Requirements >> Reproduce the full listing below unchanged, apart from the pictures.

Data excerpts
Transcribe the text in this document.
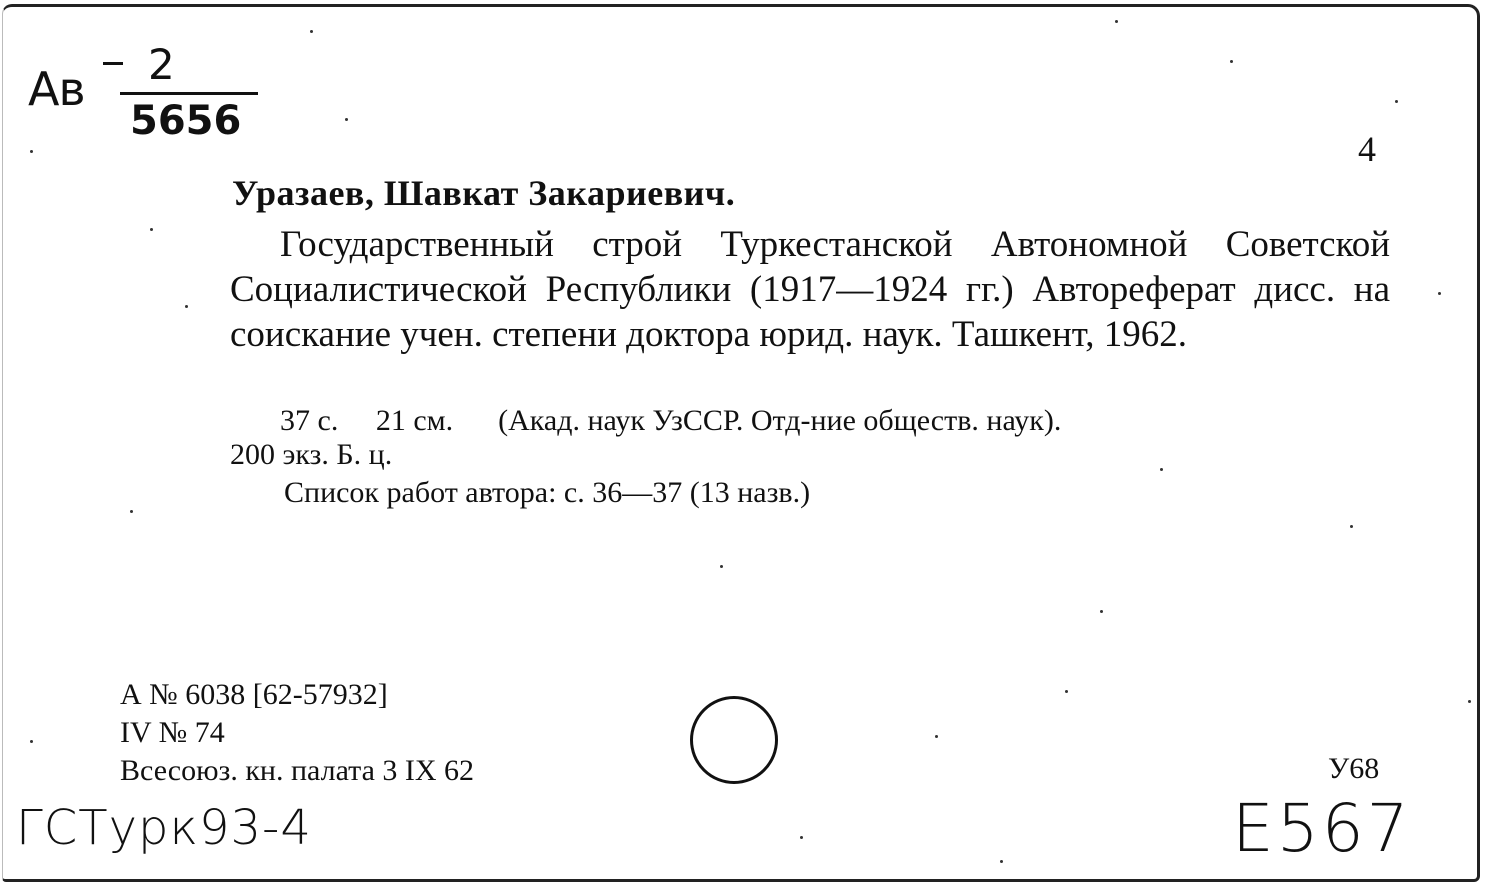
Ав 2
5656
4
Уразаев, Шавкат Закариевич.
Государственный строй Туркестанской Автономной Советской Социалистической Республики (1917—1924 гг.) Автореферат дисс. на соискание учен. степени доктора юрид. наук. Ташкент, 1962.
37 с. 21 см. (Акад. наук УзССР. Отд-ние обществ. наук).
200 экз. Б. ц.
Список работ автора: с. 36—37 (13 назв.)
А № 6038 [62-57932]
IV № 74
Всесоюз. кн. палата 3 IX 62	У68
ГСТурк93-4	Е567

Response below >>
Transcribe the text in this document.
Ав 2
5656
4
Уразаев, Шавкат Закариевич.
Государственный строй Туркестанской Автономной Советской Социалистической Республики (1917—1924 гг.) Автореферат дисс. на соискание учен. степени доктора юрид. наук. Ташкент, 1962.
37 с. 21 см. (Акад. наук УзССР. Отд-ние обществ. наук).
200 экз. Б. ц.
Список работ автора: с. 36—37 (13 назв.)
А № 6038 [62-57932]
IV № 74
Всесоюз. кн. палата 3 IX 62	У68
ГСТурк93-4	Е567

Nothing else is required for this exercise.